**Given problem:**
Transcribe the material below exactly as it appears.

**Task material:**
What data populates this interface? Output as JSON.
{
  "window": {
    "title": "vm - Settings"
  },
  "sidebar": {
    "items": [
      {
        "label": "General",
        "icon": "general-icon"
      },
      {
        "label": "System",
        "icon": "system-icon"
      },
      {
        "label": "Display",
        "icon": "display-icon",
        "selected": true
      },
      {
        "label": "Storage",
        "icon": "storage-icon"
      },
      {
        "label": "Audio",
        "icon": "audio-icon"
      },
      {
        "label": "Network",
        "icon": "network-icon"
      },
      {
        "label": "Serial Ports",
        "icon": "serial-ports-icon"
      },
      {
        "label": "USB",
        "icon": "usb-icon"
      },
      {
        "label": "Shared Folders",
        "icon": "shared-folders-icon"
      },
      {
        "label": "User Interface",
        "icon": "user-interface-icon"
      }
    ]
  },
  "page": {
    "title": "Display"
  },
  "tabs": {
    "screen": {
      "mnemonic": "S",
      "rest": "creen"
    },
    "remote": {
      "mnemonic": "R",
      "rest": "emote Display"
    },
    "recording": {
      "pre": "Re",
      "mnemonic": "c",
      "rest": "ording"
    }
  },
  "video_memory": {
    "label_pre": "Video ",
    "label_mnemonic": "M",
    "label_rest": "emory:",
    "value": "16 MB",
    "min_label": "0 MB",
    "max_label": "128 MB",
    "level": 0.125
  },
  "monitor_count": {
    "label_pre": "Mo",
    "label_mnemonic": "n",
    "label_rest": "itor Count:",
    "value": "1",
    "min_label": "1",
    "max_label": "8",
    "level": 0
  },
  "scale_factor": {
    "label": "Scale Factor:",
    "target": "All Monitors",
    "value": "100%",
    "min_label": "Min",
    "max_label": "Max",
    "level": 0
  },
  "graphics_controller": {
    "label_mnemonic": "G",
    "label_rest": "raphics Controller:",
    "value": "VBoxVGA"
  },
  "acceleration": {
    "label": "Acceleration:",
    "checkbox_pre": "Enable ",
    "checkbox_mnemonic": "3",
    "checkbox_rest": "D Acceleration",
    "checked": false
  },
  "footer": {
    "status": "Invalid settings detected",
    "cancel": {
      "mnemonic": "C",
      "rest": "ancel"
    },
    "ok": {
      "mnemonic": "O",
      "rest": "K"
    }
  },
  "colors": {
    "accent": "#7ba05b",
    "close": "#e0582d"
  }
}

**Solution for this problem:**
What data populates this interface? Output as JSON.
{
  "window": {
    "title": "vm - Settings"
  },
  "sidebar": {
    "items": [
      {
        "label": "General",
        "icon": "general-icon"
      },
      {
        "label": "System",
        "icon": "system-icon"
      },
      {
        "label": "Display",
        "icon": "display-icon",
        "selected": true
      },
      {
        "label": "Storage",
        "icon": "storage-icon"
      },
      {
        "label": "Audio",
        "icon": "audio-icon"
      },
      {
        "label": "Network",
        "icon": "network-icon"
      },
      {
        "label": "Serial Ports",
        "icon": "serial-ports-icon"
      },
      {
        "label": "USB",
        "icon": "usb-icon"
      },
      {
        "label": "Shared Folders",
        "icon": "shared-folders-icon"
      },
      {
        "label": "User Interface",
        "icon": "user-interface-icon"
      }
    ]
  },
  "page": {
    "title": "Display"
  },
  "tabs": {
    "screen": {
      "mnemonic": "S",
      "rest": "creen"
    },
    "remote": {
      "mnemonic": "R",
      "rest": "emote Display"
    },
    "recording": {
      "pre": "Re",
      "mnemonic": "c",
      "rest": "ording"
    }
  },
  "video_memory": {
    "label_pre": "Video ",
    "label_mnemonic": "M",
    "label_rest": "emory:",
    "value": "16 MB",
    "min_label": "0 MB",
    "max_label": "128 MB",
    "level": 0.125
  },
  "monitor_count": {
    "label_pre": "Mo",
    "label_mnemonic": "n",
    "label_rest": "itor Count:",
    "value": "1",
    "min_label": "1",
    "max_label": "8",
    "level": 0
  },
  "scale_factor": {
    "label": "Scale Factor:",
    "target": "All Monitors",
    "value": "100%",
    "min_label": "Min",
    "max_label": "Max",
    "level": 0
  },
  "graphics_controller": {
    "label_mnemonic": "G",
    "label_rest": "raphics Controller:",
    "value": "VBoxVGA"
  },
  "acceleration": {
    "label": "Acceleration:",
    "checkbox_pre": "Enable ",
    "checkbox_mnemonic": "3",
    "checkbox_rest": "D Acceleration",
    "checked": false
  },
  "footer": {
    "status": "Invalid settings detected",
    "cancel": {
      "mnemonic": "C",
      "rest": "ancel"
    },
    "ok": {
      "mnemonic": "O",
      "rest": "K"
    }
  },
  "colors": {
    "accent": "#7ba05b",
    "close": "#e0582d"
  }
}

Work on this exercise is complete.